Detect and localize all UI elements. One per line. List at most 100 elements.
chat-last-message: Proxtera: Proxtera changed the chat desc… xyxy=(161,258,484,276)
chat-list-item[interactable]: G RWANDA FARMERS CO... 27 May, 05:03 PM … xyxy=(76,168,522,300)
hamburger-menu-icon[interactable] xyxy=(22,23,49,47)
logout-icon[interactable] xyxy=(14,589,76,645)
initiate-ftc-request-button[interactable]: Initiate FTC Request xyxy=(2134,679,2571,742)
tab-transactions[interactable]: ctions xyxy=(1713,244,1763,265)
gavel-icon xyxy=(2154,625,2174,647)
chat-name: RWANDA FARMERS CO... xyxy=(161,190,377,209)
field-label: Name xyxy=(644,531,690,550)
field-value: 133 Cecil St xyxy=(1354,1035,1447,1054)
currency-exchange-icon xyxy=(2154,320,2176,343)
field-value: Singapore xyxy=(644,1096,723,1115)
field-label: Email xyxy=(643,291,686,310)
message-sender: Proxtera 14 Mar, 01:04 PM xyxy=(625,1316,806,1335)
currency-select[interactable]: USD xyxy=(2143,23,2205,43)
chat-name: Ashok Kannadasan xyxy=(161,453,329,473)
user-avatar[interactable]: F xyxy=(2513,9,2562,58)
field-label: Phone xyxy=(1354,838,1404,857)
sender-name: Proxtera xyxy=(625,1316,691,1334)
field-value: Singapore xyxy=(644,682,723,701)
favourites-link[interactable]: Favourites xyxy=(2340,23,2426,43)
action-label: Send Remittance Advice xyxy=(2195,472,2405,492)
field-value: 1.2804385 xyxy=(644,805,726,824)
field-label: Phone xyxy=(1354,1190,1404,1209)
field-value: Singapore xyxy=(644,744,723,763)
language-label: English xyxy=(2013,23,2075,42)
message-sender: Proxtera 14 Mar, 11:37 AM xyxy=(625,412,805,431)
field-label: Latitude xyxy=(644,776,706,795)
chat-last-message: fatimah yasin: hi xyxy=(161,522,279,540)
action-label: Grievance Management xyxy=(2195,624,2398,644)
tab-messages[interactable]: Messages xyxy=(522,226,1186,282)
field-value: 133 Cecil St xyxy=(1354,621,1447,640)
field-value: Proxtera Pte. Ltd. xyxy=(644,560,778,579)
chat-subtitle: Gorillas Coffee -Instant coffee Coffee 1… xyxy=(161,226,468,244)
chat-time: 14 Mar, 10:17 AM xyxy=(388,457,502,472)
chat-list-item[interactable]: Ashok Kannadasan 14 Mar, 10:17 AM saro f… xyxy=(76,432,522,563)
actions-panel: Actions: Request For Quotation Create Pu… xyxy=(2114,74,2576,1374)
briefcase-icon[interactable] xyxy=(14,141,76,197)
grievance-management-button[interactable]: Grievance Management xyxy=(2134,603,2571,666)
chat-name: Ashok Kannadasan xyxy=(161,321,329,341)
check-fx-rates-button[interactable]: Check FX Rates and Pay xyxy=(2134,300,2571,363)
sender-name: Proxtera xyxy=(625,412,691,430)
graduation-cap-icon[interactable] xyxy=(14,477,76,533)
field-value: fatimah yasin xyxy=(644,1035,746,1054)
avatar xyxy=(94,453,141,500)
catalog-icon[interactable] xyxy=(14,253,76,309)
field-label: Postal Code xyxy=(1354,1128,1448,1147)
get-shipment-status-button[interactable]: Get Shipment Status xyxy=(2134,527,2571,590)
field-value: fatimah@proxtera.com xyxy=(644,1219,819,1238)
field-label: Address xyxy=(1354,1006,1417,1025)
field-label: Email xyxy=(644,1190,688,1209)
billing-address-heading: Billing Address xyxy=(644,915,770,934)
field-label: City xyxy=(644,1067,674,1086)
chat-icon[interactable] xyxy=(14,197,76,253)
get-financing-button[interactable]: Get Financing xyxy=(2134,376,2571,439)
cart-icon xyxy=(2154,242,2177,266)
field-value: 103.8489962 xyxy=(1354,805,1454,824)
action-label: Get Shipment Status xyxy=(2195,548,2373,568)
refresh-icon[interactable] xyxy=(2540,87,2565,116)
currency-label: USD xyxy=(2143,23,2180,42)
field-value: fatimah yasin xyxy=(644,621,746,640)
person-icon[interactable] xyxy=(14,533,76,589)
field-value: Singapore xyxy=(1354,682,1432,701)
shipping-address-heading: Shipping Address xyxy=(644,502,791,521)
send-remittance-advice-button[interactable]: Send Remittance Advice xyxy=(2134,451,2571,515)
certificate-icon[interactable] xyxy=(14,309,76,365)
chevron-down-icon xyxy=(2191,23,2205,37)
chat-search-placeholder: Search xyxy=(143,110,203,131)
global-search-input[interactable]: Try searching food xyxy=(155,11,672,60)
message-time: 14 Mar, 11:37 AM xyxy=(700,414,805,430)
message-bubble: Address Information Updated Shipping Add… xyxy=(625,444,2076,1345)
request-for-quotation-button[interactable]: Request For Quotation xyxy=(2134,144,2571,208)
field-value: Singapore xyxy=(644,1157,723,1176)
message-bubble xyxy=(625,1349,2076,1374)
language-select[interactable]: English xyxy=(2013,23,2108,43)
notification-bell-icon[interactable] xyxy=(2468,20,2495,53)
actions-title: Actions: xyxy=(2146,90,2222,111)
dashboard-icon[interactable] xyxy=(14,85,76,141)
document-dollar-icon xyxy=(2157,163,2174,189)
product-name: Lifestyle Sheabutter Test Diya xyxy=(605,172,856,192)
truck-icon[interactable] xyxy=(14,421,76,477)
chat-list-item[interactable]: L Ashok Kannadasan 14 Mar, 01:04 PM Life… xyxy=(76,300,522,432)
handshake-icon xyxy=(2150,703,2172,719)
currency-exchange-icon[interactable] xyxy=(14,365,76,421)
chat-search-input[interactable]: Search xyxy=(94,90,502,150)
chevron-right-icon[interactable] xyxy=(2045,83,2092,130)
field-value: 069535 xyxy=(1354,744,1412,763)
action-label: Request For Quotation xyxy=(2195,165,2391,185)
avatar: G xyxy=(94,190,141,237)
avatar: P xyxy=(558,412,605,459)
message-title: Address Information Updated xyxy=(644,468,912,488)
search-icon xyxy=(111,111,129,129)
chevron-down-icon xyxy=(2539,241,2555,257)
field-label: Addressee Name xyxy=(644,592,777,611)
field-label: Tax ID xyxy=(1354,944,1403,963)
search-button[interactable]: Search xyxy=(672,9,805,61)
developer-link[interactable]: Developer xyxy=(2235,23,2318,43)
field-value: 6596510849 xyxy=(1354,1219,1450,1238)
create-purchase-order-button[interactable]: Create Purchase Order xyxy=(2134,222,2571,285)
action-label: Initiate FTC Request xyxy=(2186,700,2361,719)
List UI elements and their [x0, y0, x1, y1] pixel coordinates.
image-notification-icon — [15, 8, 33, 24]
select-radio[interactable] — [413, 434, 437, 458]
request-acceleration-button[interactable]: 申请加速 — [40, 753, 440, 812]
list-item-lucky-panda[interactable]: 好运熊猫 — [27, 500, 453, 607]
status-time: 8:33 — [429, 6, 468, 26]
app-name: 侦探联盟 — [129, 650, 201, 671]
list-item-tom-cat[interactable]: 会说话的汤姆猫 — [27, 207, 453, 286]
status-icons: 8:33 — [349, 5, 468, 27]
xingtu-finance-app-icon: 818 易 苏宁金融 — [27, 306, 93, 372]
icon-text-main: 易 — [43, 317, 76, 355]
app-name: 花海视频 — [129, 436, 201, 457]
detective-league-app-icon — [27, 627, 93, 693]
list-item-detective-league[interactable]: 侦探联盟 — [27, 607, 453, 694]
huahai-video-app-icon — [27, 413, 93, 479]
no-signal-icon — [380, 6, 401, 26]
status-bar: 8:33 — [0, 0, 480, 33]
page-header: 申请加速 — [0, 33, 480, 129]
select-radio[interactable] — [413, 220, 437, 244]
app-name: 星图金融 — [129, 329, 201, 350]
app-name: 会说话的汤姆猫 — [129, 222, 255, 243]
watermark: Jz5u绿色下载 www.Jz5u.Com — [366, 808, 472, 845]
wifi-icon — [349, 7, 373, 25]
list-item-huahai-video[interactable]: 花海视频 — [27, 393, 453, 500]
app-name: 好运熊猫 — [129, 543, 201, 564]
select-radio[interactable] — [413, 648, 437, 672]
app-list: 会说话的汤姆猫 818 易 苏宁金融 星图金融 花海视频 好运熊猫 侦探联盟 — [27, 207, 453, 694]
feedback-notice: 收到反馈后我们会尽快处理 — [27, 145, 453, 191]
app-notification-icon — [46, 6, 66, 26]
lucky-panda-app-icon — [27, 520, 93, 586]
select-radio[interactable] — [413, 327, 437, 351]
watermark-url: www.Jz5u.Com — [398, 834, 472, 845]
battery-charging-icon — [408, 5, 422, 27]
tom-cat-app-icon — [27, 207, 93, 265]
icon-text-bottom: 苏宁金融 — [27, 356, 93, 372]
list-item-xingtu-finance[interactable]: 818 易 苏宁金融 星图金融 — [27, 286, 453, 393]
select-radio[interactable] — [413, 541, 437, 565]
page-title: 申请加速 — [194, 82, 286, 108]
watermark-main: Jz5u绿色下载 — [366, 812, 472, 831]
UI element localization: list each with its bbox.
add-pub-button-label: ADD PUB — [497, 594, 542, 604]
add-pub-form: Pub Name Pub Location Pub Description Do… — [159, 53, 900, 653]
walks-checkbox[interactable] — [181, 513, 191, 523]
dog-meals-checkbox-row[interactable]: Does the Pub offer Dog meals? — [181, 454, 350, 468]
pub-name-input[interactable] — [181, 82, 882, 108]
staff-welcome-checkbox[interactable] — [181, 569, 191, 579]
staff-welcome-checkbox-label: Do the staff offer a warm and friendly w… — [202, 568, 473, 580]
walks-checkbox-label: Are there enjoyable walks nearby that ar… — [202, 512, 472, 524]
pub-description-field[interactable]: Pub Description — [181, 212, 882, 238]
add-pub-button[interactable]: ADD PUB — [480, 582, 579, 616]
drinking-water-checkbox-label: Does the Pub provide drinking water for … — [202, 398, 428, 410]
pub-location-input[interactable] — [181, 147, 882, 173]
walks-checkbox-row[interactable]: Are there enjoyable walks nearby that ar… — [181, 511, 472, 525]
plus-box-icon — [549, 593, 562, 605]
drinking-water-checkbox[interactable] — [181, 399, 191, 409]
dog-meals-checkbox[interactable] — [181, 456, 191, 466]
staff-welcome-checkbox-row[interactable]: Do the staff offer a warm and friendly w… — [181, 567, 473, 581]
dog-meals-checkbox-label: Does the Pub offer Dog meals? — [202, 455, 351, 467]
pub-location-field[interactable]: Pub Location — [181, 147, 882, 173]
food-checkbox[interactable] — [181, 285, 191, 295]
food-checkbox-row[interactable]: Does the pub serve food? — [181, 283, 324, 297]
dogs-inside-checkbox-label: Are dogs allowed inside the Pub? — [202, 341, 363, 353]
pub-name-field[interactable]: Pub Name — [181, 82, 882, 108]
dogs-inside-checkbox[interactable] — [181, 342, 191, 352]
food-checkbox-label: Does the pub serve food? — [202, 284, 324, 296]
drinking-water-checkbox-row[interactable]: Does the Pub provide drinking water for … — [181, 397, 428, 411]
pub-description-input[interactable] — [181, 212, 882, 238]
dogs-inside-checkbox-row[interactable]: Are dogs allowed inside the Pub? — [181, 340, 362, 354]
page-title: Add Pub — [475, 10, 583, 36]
____________
» **TASK TO CARRY OUT**: Gather every line in the material above that contains the word "Advice".

» **REPLY TO THE TASK**:
action-label: Send Remittance Advice xyxy=(2195,472,2405,492)
send-remittance-advice-button[interactable]: Send Remittance Advice xyxy=(2134,451,2571,515)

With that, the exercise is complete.